▶ [DESCRIPTION OF THE TASK]: Repeat each entry as written and leave the images out of the copy.

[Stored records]

● ● ● ● ● ● ●

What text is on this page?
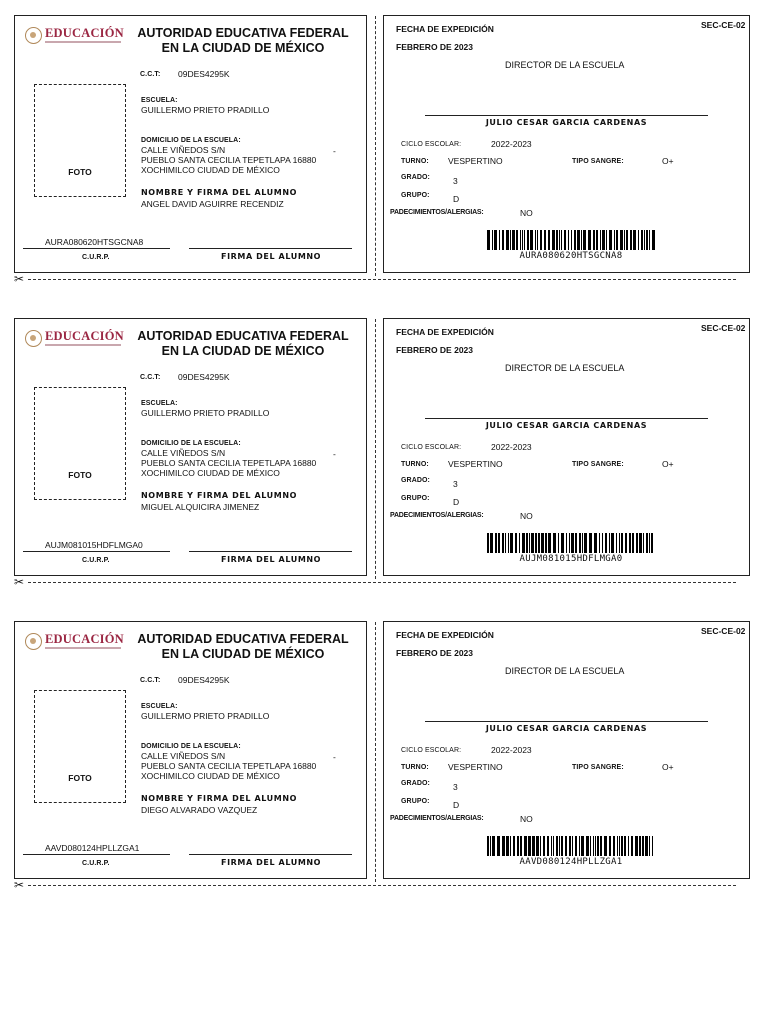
EDUCACIÓN	AUTORIDAD EDUCATIVA FEDERAL
EN LA CIUDAD DE MÉXICO
C.C.T: 09DES4295K
FOTO
ESCUELA:
GUILLERMO PRIETO PRADILLO
DOMICILIO DE LA ESCUELA:
CALLE VIÑEDOS S/N
PUEBLO SANTA CECILIA TEPETLAPA 16880
XOCHIMILCO CIUDAD DE MÉXICO
-
NOMBRE Y FIRMA DEL ALUMNO
ANGEL DAVID AGUIRRE RECENDIZ
AURA080620HTSGCNA8
C.U.R.P.	FIRMA DEL ALUMNO
FECHA DE EXPEDICIÓN	SEC-CE-02
FEBRERO DE 2023
DIRECTOR DE LA ESCUELA
JULIO CESAR GARCIA CARDENAS
CICLO ESCOLAR:	2022-2023
TURNO: VESPERTINO	TIPO SANGRE:	O+
GRADO:	3
GRUPO:	D
PADECIMIENTOS/ALERGIAS:	NO
AURA080620HTSGCNA8
✂
EDUCACIÓN	AUTORIDAD EDUCATIVA FEDERAL
EN LA CIUDAD DE MÉXICO
C.C.T: 09DES4295K
FOTO
ESCUELA:
GUILLERMO PRIETO PRADILLO
DOMICILIO DE LA ESCUELA:
CALLE VIÑEDOS S/N
PUEBLO SANTA CECILIA TEPETLAPA 16880
XOCHIMILCO CIUDAD DE MÉXICO
-
NOMBRE Y FIRMA DEL ALUMNO
MIGUEL ALQUICIRA JIMENEZ
AUJM081015HDFLMGA0
C.U.R.P.	FIRMA DEL ALUMNO
FECHA DE EXPEDICIÓN	SEC-CE-02
FEBRERO DE 2023
DIRECTOR DE LA ESCUELA
JULIO CESAR GARCIA CARDENAS
CICLO ESCOLAR:	2022-2023
TURNO: VESPERTINO	TIPO SANGRE:	O+
GRADO:	3
GRUPO:	D
PADECIMIENTOS/ALERGIAS:	NO
AUJM081015HDFLMGA0
✂
EDUCACIÓN	AUTORIDAD EDUCATIVA FEDERAL
EN LA CIUDAD DE MÉXICO
C.C.T: 09DES4295K
FOTO
ESCUELA:
GUILLERMO PRIETO PRADILLO
DOMICILIO DE LA ESCUELA:
CALLE VIÑEDOS S/N
PUEBLO SANTA CECILIA TEPETLAPA 16880
XOCHIMILCO CIUDAD DE MÉXICO
-
NOMBRE Y FIRMA DEL ALUMNO
DIEGO ALVARADO VAZQUEZ
AAVD080124HPLLZGA1
C.U.R.P.	FIRMA DEL ALUMNO
FECHA DE EXPEDICIÓN	SEC-CE-02
FEBRERO DE 2023
DIRECTOR DE LA ESCUELA
JULIO CESAR GARCIA CARDENAS
CICLO ESCOLAR:	2022-2023
TURNO: VESPERTINO	TIPO SANGRE:	O+
GRADO:	3
GRUPO:	D
PADECIMIENTOS/ALERGIAS:	NO
AAVD080124HPLLZGA1
✂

● ● ● ● ● ● ●

▶ [THE RESPONSE]:
What text is on this page?
EDUCACIÓN	AUTORIDAD EDUCATIVA FEDERAL
EN LA CIUDAD DE MÉXICO
C.C.T: 09DES4295K
FOTO
ESCUELA:
GUILLERMO PRIETO PRADILLO
DOMICILIO DE LA ESCUELA:
CALLE VIÑEDOS S/N
PUEBLO SANTA CECILIA TEPETLAPA 16880
XOCHIMILCO CIUDAD DE MÉXICO
-
NOMBRE Y FIRMA DEL ALUMNO
ANGEL DAVID AGUIRRE RECENDIZ
AURA080620HTSGCNA8
C.U.R.P.	FIRMA DEL ALUMNO
FECHA DE EXPEDICIÓN	SEC-CE-02
FEBRERO DE 2023
DIRECTOR DE LA ESCUELA
JULIO CESAR GARCIA CARDENAS
CICLO ESCOLAR:	2022-2023
TURNO: VESPERTINO	TIPO SANGRE:	O+
GRADO:	3
GRUPO:	D
PADECIMIENTOS/ALERGIAS:	NO
AURA080620HTSGCNA8
✂
EDUCACIÓN	AUTORIDAD EDUCATIVA FEDERAL
EN LA CIUDAD DE MÉXICO
C.C.T: 09DES4295K
FOTO
ESCUELA:
GUILLERMO PRIETO PRADILLO
DOMICILIO DE LA ESCUELA:
CALLE VIÑEDOS S/N
PUEBLO SANTA CECILIA TEPETLAPA 16880
XOCHIMILCO CIUDAD DE MÉXICO
-
NOMBRE Y FIRMA DEL ALUMNO
MIGUEL ALQUICIRA JIMENEZ
AUJM081015HDFLMGA0
C.U.R.P.	FIRMA DEL ALUMNO
FECHA DE EXPEDICIÓN	SEC-CE-02
FEBRERO DE 2023
DIRECTOR DE LA ESCUELA
JULIO CESAR GARCIA CARDENAS
CICLO ESCOLAR:	2022-2023
TURNO: VESPERTINO	TIPO SANGRE:	O+
GRADO:	3
GRUPO:	D
PADECIMIENTOS/ALERGIAS:	NO
AUJM081015HDFLMGA0
✂
EDUCACIÓN	AUTORIDAD EDUCATIVA FEDERAL
EN LA CIUDAD DE MÉXICO
C.C.T: 09DES4295K
FOTO
ESCUELA:
GUILLERMO PRIETO PRADILLO
DOMICILIO DE LA ESCUELA:
CALLE VIÑEDOS S/N
PUEBLO SANTA CECILIA TEPETLAPA 16880
XOCHIMILCO CIUDAD DE MÉXICO
-
NOMBRE Y FIRMA DEL ALUMNO
DIEGO ALVARADO VAZQUEZ
AAVD080124HPLLZGA1
C.U.R.P.	FIRMA DEL ALUMNO
FECHA DE EXPEDICIÓN	SEC-CE-02
FEBRERO DE 2023
DIRECTOR DE LA ESCUELA
JULIO CESAR GARCIA CARDENAS
CICLO ESCOLAR:	2022-2023
TURNO: VESPERTINO	TIPO SANGRE:	O+
GRADO:	3
GRUPO:	D
PADECIMIENTOS/ALERGIAS:	NO
AAVD080124HPLLZGA1
✂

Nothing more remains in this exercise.